Given instruction - Each line that follows should be printed again exactly as it stands.

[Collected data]
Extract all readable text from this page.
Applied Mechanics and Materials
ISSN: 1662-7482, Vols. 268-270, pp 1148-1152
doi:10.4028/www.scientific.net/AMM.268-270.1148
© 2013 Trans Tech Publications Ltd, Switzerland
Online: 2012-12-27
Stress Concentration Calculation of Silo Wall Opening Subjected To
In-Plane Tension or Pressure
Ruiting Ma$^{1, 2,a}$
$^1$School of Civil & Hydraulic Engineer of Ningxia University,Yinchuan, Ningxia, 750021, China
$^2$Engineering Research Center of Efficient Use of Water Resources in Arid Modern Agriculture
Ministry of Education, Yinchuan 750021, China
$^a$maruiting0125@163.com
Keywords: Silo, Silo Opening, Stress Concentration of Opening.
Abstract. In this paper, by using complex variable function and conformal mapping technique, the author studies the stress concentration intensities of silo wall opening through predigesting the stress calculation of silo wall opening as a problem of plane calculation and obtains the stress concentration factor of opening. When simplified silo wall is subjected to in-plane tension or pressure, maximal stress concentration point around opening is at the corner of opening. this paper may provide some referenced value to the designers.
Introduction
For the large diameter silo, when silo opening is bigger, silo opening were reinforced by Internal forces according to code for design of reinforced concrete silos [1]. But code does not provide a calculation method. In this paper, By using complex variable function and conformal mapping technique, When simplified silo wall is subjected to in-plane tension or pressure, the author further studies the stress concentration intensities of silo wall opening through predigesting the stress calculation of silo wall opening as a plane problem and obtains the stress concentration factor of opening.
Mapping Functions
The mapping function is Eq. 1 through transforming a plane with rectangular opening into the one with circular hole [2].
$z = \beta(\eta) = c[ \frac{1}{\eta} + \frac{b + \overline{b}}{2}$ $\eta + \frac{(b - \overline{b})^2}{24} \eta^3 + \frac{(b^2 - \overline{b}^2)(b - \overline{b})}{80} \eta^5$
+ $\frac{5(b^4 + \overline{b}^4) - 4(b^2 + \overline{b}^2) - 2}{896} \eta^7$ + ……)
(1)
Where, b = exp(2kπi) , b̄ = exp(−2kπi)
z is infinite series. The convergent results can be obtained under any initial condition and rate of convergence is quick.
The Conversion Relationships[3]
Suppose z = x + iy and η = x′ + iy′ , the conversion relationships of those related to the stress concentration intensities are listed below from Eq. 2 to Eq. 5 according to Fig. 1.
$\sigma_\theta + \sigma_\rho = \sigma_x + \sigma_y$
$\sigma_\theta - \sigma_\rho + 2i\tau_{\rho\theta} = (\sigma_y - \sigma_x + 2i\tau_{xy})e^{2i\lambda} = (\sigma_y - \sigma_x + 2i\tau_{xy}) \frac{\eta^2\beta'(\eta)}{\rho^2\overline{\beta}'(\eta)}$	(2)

The response -
Extract all readable text from this page.
Applied Mechanics and Materials
ISSN: 1662-7482, Vols. 268-270, pp 1148-1152
doi:10.4028/www.scientific.net/AMM.268-270.1148
© 2013 Trans Tech Publications Ltd, Switzerland
Online: 2012-12-27
Stress Concentration Calculation of Silo Wall Opening Subjected To
In-Plane Tension or Pressure
Ruiting Ma$^{1, 2,a}$
$^1$School of Civil & Hydraulic Engineer of Ningxia University,Yinchuan, Ningxia, 750021, China
$^2$Engineering Research Center of Efficient Use of Water Resources in Arid Modern Agriculture
Ministry of Education, Yinchuan 750021, China
$^a$maruiting0125@163.com
Keywords: Silo, Silo Opening, Stress Concentration of Opening.
Abstract. In this paper, by using complex variable function and conformal mapping technique, the author studies the stress concentration intensities of silo wall opening through predigesting the stress calculation of silo wall opening as a problem of plane calculation and obtains the stress concentration factor of opening. When simplified silo wall is subjected to in-plane tension or pressure, maximal stress concentration point around opening is at the corner of opening. this paper may provide some referenced value to the designers.
Introduction
For the large diameter silo, when silo opening is bigger, silo opening were reinforced by Internal forces according to code for design of reinforced concrete silos [1]. But code does not provide a calculation method. In this paper, By using complex variable function and conformal mapping technique, When simplified silo wall is subjected to in-plane tension or pressure, the author further studies the stress concentration intensities of silo wall opening through predigesting the stress calculation of silo wall opening as a plane problem and obtains the stress concentration factor of opening.
Mapping Functions
The mapping function is Eq. 1 through transforming a plane with rectangular opening into the one with circular hole [2].
$z = \beta(\eta) = c[ \frac{1}{\eta} + \frac{b + \overline{b}}{2}$ $\eta + \frac{(b - \overline{b})^2}{24} \eta^3 + \frac{(b^2 - \overline{b}^2)(b - \overline{b})}{80} \eta^5$
+ $\frac{5(b^4 + \overline{b}^4) - 4(b^2 + \overline{b}^2) - 2}{896} \eta^7$ + ……)
(1)
Where, b = exp(2kπi) , b̄ = exp(−2kπi)
z is infinite series. The convergent results can be obtained under any initial condition and rate of convergence is quick.
The Conversion Relationships[3]
Suppose z = x + iy and η = x′ + iy′ , the conversion relationships of those related to the stress concentration intensities are listed below from Eq. 2 to Eq. 5 according to Fig. 1.
$\sigma_\theta + \sigma_\rho = \sigma_x + \sigma_y$
$\sigma_\theta - \sigma_\rho + 2i\tau_{\rho\theta} = (\sigma_y - \sigma_x + 2i\tau_{xy})e^{2i\lambda} = (\sigma_y - \sigma_x + 2i\tau_{xy}) \frac{\eta^2\beta'(\eta)}{\rho^2\overline{\beta}'(\eta)}$	(2)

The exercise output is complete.